- [STORED RECORDS]
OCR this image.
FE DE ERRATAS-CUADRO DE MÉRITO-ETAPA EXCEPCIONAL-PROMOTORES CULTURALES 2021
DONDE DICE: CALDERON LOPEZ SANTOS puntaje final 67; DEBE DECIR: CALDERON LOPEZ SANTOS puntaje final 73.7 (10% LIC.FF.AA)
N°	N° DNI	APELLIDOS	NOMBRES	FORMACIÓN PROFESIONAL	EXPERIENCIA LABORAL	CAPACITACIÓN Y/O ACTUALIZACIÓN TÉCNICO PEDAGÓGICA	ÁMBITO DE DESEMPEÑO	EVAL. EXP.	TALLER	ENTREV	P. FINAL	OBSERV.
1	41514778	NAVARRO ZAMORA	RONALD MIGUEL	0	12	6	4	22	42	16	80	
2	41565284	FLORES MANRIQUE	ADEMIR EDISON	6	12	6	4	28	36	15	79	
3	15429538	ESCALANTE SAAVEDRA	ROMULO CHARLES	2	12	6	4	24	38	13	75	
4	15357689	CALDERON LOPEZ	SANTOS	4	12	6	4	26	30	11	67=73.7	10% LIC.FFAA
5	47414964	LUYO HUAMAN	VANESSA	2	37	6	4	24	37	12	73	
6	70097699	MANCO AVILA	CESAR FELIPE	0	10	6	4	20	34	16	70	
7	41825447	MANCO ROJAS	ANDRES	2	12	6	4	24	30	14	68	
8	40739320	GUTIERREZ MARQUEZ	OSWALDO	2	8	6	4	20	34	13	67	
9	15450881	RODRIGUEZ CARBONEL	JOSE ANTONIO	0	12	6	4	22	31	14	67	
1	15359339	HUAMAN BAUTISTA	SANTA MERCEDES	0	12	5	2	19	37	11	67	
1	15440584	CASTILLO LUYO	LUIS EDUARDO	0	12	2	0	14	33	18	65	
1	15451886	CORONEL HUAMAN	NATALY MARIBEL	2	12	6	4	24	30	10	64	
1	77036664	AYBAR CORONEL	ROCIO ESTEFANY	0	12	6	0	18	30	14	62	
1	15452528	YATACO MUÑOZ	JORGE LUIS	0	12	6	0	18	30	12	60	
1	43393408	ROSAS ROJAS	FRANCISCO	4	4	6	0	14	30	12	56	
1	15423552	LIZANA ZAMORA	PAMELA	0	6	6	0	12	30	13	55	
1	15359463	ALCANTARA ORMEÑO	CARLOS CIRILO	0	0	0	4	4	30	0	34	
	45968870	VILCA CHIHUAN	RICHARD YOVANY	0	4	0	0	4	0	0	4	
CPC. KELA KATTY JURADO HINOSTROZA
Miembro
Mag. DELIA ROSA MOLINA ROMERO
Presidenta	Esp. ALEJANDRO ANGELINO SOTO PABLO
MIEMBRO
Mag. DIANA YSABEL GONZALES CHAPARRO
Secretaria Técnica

- [TASK BRIEF]
Say how many lines of the data include the word "MANCO". Nothing other than the number should be given.

- [RESPONSE]
2